TASK DIRECTIONS
Render the record lines below, starting at the line that contains "349, 762, 355]" and ending at the line that contains "345, 401, 351]", as a Markdown table with the columns Row and Text. Number each line in Row, put the line itself in Text, and leave out blank lines.

○ ○ ○ ○ ○

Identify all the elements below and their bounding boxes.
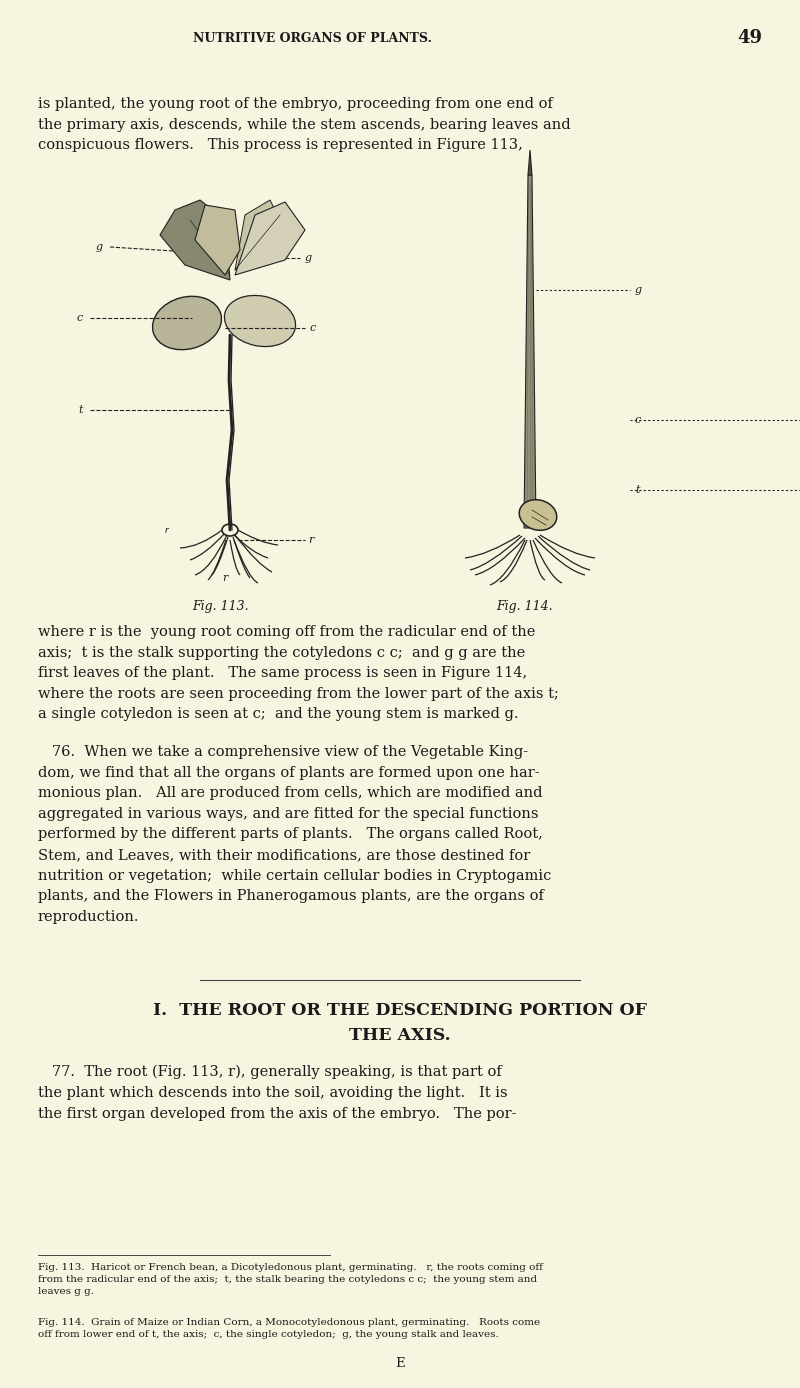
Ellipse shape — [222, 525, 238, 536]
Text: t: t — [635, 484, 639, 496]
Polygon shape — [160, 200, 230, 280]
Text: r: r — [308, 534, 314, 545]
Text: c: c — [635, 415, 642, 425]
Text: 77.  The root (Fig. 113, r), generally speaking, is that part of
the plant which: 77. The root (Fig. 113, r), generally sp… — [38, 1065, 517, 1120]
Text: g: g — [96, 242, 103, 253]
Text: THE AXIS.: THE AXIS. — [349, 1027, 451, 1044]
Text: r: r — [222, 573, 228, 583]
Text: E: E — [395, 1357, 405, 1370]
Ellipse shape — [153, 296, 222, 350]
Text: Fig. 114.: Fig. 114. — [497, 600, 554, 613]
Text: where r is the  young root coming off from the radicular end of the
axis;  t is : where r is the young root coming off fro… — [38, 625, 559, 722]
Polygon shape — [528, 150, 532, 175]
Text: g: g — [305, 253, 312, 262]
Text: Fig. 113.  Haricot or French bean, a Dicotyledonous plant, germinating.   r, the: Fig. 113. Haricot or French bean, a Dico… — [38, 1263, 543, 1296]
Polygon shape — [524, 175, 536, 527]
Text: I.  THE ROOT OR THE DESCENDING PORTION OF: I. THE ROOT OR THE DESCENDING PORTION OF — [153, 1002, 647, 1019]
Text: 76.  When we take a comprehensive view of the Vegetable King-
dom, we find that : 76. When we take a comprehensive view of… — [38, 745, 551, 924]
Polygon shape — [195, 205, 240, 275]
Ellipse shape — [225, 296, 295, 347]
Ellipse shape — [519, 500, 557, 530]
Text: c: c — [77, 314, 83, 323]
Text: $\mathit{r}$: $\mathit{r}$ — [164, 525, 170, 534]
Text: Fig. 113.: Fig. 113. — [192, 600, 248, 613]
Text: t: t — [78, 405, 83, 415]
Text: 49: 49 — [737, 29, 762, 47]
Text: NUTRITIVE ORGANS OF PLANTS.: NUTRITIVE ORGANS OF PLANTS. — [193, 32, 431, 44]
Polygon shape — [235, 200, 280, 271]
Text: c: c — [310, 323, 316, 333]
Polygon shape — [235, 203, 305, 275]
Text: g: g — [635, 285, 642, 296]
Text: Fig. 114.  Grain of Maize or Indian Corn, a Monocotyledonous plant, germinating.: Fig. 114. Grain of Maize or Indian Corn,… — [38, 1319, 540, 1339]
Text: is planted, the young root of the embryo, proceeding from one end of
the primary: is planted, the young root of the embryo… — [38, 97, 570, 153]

○ ○ ○ ○ ○

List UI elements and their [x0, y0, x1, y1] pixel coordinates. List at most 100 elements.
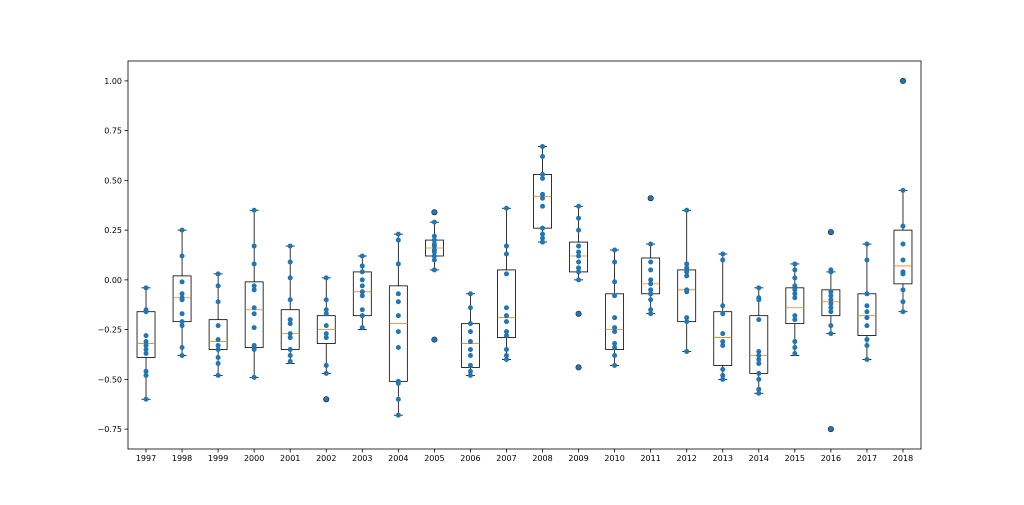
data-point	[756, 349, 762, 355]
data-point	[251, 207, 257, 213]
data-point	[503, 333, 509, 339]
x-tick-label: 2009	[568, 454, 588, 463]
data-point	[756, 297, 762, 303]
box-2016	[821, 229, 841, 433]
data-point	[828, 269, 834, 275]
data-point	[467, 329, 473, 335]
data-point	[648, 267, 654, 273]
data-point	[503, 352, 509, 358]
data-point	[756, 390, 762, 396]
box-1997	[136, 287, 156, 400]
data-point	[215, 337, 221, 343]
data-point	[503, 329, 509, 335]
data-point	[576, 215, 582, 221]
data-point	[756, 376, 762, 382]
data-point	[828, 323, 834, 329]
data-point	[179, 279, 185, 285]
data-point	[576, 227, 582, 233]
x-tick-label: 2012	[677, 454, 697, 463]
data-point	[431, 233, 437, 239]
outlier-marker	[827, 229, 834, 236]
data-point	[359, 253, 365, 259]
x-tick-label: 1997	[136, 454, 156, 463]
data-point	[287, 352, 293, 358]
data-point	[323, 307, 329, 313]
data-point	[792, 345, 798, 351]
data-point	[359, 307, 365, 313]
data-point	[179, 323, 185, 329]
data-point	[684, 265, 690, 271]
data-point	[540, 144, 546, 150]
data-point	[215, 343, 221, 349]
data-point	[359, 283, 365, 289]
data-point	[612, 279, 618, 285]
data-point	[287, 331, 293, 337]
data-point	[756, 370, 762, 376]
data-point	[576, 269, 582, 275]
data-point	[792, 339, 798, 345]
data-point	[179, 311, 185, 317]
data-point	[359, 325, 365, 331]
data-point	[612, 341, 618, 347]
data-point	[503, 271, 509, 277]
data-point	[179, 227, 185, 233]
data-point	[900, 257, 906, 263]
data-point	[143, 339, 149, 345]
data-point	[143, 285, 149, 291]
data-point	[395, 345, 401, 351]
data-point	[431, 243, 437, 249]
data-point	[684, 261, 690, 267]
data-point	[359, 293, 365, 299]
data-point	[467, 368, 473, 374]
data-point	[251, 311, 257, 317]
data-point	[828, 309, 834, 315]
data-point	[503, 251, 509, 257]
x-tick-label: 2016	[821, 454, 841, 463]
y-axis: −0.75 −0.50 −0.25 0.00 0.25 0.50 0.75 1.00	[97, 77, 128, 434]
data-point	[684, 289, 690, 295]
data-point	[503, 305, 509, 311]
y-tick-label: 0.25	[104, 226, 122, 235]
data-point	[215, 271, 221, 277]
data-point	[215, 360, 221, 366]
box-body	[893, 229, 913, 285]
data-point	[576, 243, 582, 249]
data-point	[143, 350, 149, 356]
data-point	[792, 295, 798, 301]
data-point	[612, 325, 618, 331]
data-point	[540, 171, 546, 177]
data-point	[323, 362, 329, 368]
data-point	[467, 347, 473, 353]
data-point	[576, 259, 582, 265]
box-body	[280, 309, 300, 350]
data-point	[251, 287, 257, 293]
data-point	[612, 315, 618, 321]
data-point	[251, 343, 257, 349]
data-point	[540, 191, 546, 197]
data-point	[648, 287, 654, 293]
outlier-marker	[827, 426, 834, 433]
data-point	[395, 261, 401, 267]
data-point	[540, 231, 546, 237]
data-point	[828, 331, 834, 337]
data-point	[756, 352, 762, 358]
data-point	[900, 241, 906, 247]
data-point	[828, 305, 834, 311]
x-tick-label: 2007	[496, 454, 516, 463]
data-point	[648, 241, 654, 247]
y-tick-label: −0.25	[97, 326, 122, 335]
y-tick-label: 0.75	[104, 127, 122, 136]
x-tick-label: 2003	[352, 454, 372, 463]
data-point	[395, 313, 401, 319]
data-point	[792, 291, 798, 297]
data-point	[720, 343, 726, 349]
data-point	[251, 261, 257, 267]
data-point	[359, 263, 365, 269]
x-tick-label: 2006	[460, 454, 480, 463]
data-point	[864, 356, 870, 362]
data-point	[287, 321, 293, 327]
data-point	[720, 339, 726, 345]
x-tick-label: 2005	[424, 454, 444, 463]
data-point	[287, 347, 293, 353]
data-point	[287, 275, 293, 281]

○ ○ ○ ○ ○

ANSWER TO THIS TASK
| Row | Text |
|---|---|
| 1 | data-point	[756, 349, 762, 355] |
| 2 | data-point	[251, 207, 257, 213] |
| 3 | data-point	[503, 333, 509, 339] |
| 4 | x-tick-label: 2009	[568, 454, 588, 463] |
| 5 | data-point	[756, 297, 762, 303] |
| 6 | box-2016	[821, 229, 841, 433] |
| 7 | data-point	[828, 269, 834, 275] |
| 8 | data-point	[467, 329, 473, 335] |
| 9 | data-point	[648, 267, 654, 273] |
| 10 | data-point	[503, 352, 509, 358] |
| 11 | data-point	[756, 390, 762, 396] |
| 12 | box-1997	[136, 287, 156, 400] |
| 13 | data-point	[215, 337, 221, 343] |
| 14 | data-point	[503, 329, 509, 335] |
| 15 | data-point	[576, 215, 582, 221] |
| 16 | data-point	[756, 376, 762, 382] |
| 17 | data-point	[828, 323, 834, 329] |
| 18 | data-point	[179, 279, 185, 285] |
| 19 | data-point	[576, 227, 582, 233] |
| 20 | x-tick-label: 2012	[677, 454, 697, 463] |
| 21 | data-point	[431, 233, 437, 239] |
| 22 | outlier-marker	[827, 229, 834, 236] |
| 23 | data-point	[359, 253, 365, 259] |
| 24 | x-tick-label: 1997	[136, 454, 156, 463] |
| 25 | data-point	[287, 352, 293, 358] |
| 26 | data-point	[323, 307, 329, 313] |
| 27 | data-point	[792, 345, 798, 351] |
| 28 | data-point	[359, 307, 365, 313] |
| 29 | data-point	[179, 323, 185, 329] |
| 30 | data-point	[684, 265, 690, 271] |
| 31 | data-point	[540, 144, 546, 150] |
| 32 | data-point	[215, 343, 221, 349] |
| 33 | data-point	[359, 283, 365, 289] |
| 34 | data-point	[612, 279, 618, 285] |
| 35 | data-point	[287, 331, 293, 337] |
| 36 | data-point	[756, 370, 762, 376] |
| 37 | data-point	[576, 269, 582, 275] |
| 38 | data-point	[792, 339, 798, 345] |
| 39 | data-point	[179, 311, 185, 317] |
| 40 | data-point	[359, 325, 365, 331] |
| 41 | data-point	[612, 341, 618, 347] |
| 42 | data-point	[503, 271, 509, 277] |
| 43 | data-point	[179, 227, 185, 233] |
| 44 | data-point	[900, 257, 906, 263] |
| 45 | data-point	[143, 339, 149, 345] |
| 46 | data-point	[143, 285, 149, 291] |
| 47 | data-point	[395, 345, 401, 351] |